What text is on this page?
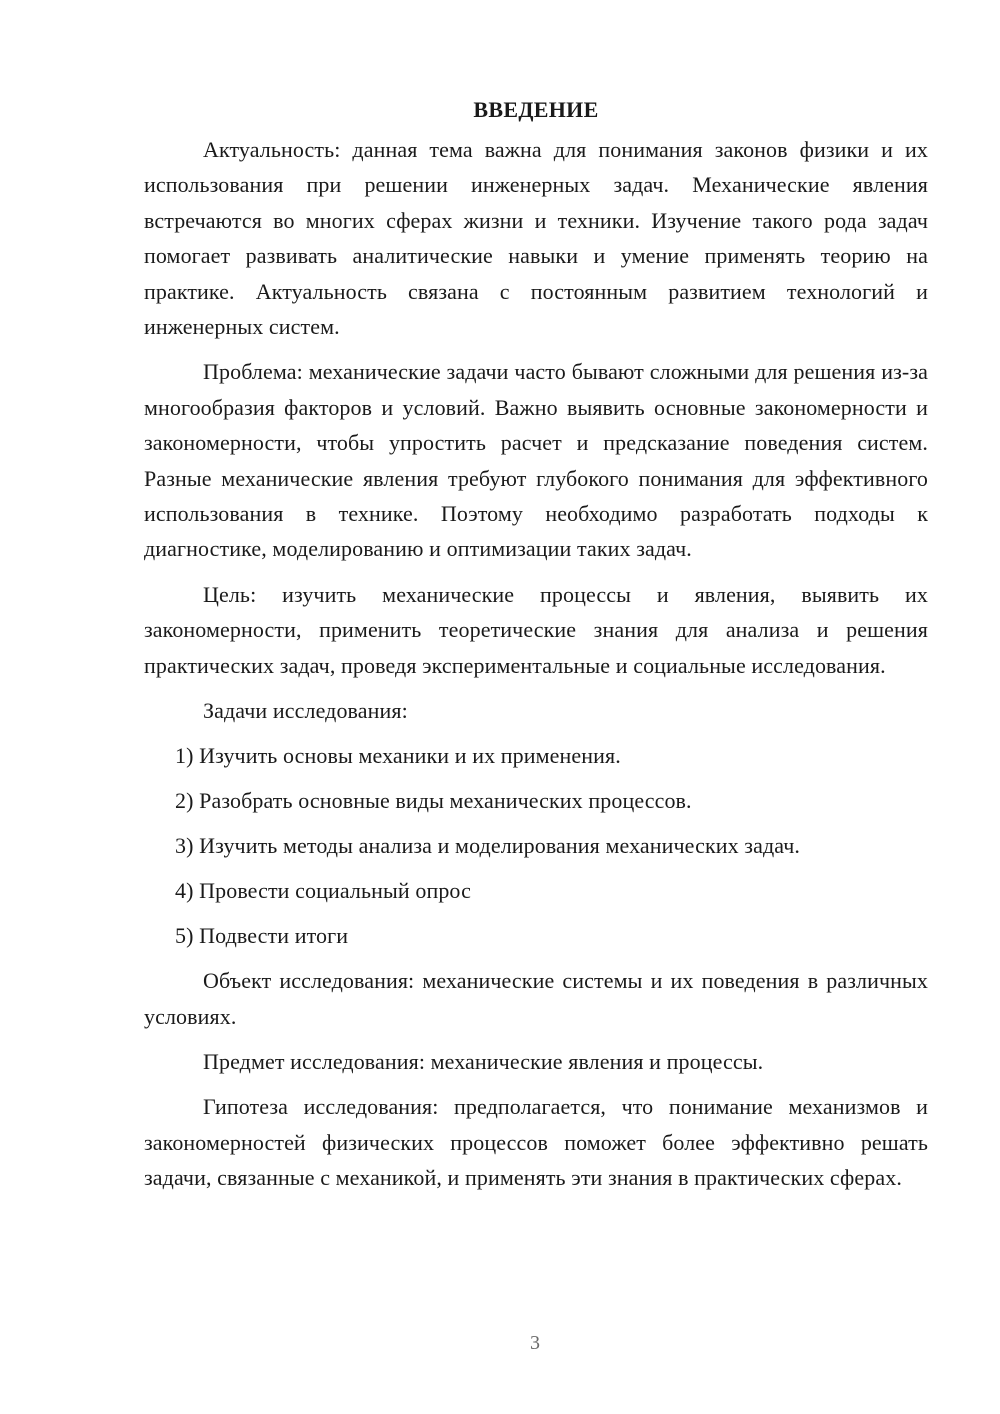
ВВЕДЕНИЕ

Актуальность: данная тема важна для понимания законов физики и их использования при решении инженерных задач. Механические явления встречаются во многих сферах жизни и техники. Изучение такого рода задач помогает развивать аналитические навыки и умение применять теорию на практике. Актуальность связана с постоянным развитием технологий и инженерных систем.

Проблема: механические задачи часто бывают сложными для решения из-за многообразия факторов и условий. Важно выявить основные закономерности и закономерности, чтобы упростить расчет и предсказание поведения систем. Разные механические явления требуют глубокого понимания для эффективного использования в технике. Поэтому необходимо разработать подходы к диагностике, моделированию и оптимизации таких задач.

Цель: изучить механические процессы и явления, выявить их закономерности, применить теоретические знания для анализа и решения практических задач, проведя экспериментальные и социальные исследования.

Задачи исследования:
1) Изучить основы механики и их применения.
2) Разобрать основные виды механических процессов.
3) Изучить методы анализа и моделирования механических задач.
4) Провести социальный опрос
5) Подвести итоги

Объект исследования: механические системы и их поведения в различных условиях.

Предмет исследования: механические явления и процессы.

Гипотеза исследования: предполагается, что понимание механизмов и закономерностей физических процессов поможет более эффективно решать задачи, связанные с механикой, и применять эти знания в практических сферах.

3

**Given request**
Copy every line above that includes the string "практических".

**Completed exercise**
Цель: изучить механические процессы и явления, выявить их закономерности, применить теоретические знания для анализа и решения практических задач, проведя экспериментальные и социальные исследования.
Гипотеза исследования: предполагается, что понимание механизмов и закономерностей физических процессов поможет более эффективно решать задачи, связанные с механикой, и применять эти знания в практических сферах.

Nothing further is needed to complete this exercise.